# Start of SUPPLIED RECORDS

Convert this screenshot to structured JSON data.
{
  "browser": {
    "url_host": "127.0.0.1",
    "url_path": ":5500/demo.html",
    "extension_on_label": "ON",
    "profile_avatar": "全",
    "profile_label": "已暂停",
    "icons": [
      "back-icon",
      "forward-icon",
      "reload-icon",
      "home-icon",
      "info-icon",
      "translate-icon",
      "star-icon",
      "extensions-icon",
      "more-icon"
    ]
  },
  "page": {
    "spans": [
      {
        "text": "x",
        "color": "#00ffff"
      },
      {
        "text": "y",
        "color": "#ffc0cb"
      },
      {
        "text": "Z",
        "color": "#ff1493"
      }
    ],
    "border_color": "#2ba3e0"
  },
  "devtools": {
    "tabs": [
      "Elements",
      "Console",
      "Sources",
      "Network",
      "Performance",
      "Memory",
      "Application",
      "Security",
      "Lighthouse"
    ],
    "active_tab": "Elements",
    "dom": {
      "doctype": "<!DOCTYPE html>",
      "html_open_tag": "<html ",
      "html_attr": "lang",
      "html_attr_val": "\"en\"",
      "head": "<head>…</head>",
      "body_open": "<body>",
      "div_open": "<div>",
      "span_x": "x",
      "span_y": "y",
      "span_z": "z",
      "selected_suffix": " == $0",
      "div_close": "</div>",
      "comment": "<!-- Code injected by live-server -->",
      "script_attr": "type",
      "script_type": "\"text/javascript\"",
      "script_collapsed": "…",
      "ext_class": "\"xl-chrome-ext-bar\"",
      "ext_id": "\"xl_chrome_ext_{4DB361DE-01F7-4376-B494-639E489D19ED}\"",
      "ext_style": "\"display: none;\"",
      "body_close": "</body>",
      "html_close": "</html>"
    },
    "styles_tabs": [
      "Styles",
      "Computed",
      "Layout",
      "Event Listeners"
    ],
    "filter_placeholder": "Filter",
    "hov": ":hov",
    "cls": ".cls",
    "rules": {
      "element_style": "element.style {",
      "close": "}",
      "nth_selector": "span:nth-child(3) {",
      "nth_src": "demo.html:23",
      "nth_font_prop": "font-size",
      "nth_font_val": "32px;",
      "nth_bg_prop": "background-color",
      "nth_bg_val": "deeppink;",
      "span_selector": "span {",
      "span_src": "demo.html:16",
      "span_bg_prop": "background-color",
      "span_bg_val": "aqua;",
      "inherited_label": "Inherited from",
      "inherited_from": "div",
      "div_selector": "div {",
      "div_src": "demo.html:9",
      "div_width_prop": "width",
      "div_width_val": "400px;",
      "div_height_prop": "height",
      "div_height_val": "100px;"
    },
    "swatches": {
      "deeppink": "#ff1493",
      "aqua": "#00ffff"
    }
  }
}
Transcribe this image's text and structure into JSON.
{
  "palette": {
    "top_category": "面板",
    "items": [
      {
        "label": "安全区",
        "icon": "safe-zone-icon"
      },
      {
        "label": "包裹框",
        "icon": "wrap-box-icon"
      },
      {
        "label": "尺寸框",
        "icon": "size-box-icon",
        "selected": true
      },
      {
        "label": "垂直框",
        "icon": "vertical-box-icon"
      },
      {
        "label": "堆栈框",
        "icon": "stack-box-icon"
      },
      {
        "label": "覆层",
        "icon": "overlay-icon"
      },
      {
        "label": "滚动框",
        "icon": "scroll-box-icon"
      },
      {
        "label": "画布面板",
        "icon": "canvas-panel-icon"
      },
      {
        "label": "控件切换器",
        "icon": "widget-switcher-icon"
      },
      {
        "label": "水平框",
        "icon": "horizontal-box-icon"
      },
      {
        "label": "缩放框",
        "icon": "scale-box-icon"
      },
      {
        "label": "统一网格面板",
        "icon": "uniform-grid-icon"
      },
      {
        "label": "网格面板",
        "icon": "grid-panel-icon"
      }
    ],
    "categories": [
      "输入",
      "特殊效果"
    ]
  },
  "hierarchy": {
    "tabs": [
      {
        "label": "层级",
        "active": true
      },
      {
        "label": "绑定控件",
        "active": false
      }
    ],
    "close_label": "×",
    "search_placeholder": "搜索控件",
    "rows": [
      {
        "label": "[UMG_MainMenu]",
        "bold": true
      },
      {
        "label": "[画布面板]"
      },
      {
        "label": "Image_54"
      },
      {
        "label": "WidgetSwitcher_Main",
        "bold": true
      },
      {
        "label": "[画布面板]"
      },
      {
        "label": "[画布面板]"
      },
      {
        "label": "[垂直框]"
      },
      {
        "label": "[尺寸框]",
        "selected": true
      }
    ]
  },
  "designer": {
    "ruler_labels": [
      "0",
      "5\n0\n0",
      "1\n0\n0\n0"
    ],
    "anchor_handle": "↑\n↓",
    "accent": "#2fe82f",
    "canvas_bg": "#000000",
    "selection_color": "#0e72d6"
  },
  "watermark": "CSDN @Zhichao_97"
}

# End of SUPPLIED RECORDS

Copy out all of the lines above exactly.

Convert this screenshot to structured JSON data.
{
  "browser": {
    "url_host": "127.0.0.1",
    "url_path": ":5500/demo.html",
    "extension_on_label": "ON",
    "profile_avatar": "全",
    "profile_label": "已暂停",
    "icons": [
      "back-icon",
      "forward-icon",
      "reload-icon",
      "home-icon",
      "info-icon",
      "translate-icon",
      "star-icon",
      "extensions-icon",
      "more-icon"
    ]
  },
  "page": {
    "spans": [
      {
        "text": "x",
        "color": "#00ffff"
      },
      {
        "text": "y",
        "color": "#ffc0cb"
      },
      {
        "text": "Z",
        "color": "#ff1493"
      }
    ],
    "border_color": "#2ba3e0"
  },
  "devtools": {
    "tabs": [
      "Elements",
      "Console",
      "Sources",
      "Network",
      "Performance",
      "Memory",
      "Application",
      "Security",
      "Lighthouse"
    ],
    "active_tab": "Elements",
    "dom": {
      "doctype": "<!DOCTYPE html>",
      "html_open_tag": "<html ",
      "html_attr": "lang",
      "html_attr_val": "\"en\"",
      "head": "<head>…</head>",
      "body_open": "<body>",
      "div_open": "<div>",
      "span_x": "x",
      "span_y": "y",
      "span_z": "z",
      "selected_suffix": " == $0",
      "div_close": "</div>",
      "comment": "<!-- Code injected by live-server -->",
      "script_attr": "type",
      "script_type": "\"text/javascript\"",
      "script_collapsed": "…",
      "ext_class": "\"xl-chrome-ext-bar\"",
      "ext_id": "\"xl_chrome_ext_{4DB361DE-01F7-4376-B494-639E489D19ED}\"",
      "ext_style": "\"display: none;\"",
      "body_close": "</body>",
      "html_close": "</html>"
    },
    "styles_tabs": [
      "Styles",
      "Computed",
      "Layout",
      "Event Listeners"
    ],
    "filter_placeholder": "Filter",
    "hov": ":hov",
    "cls": ".cls",
    "rules": {
      "element_style": "element.style {",
      "close": "}",
      "nth_selector": "span:nth-child(3) {",
      "nth_src": "demo.html:23",
      "nth_font_prop": "font-size",
      "nth_font_val": "32px;",
      "nth_bg_prop": "background-color",
      "nth_bg_val": "deeppink;",
      "span_selector": "span {",
      "span_src": "demo.html:16",
      "span_bg_prop": "background-color",
      "span_bg_val": "aqua;",
      "inherited_label": "Inherited from",
      "inherited_from": "div",
      "div_selector": "div {",
      "div_src": "demo.html:9",
      "div_width_prop": "width",
      "div_width_val": "400px;",
      "div_height_prop": "height",
      "div_height_val": "100px;"
    },
    "swatches": {
      "deeppink": "#ff1493",
      "aqua": "#00ffff"
    }
  }
}
Transcribe this image's text and structure into JSON.
{
  "palette": {
    "top_category": "面板",
    "items": [
      {
        "label": "安全区",
        "icon": "safe-zone-icon"
      },
      {
        "label": "包裹框",
        "icon": "wrap-box-icon"
      },
      {
        "label": "尺寸框",
        "icon": "size-box-icon",
        "selected": true
      },
      {
        "label": "垂直框",
        "icon": "vertical-box-icon"
      },
      {
        "label": "堆栈框",
        "icon": "stack-box-icon"
      },
      {
        "label": "覆层",
        "icon": "overlay-icon"
      },
      {
        "label": "滚动框",
        "icon": "scroll-box-icon"
      },
      {
        "label": "画布面板",
        "icon": "canvas-panel-icon"
      },
      {
        "label": "控件切换器",
        "icon": "widget-switcher-icon"
      },
      {
        "label": "水平框",
        "icon": "horizontal-box-icon"
      },
      {
        "label": "缩放框",
        "icon": "scale-box-icon"
      },
      {
        "label": "统一网格面板",
        "icon": "uniform-grid-icon"
      },
      {
        "label": "网格面板",
        "icon": "grid-panel-icon"
      }
    ],
    "categories": [
      "输入",
      "特殊效果"
    ]
  },
  "hierarchy": {
    "tabs": [
      {
        "label": "层级",
        "active": true
      },
      {
        "label": "绑定控件",
        "active": false
      }
    ],
    "close_label": "×",
    "search_placeholder": "搜索控件",
    "rows": [
      {
        "label": "[UMG_MainMenu]",
        "bold": true
      },
      {
        "label": "[画布面板]"
      },
      {
        "label": "Image_54"
      },
      {
        "label": "WidgetSwitcher_Main",
        "bold": true
      },
      {
        "label": "[画布面板]"
      },
      {
        "label": "[画布面板]"
      },
      {
        "label": "[垂直框]"
      },
      {
        "label": "[尺寸框]",
        "selected": true
      }
    ]
  },
  "designer": {
    "ruler_labels": [
      "0",
      "5\n0\n0",
      "1\n0\n0\n0"
    ],
    "anchor_handle": "↑\n↓",
    "accent": "#2fe82f",
    "canvas_bg": "#000000",
    "selection_color": "#0e72d6"
  },
  "watermark": "CSDN @Zhichao_97"
}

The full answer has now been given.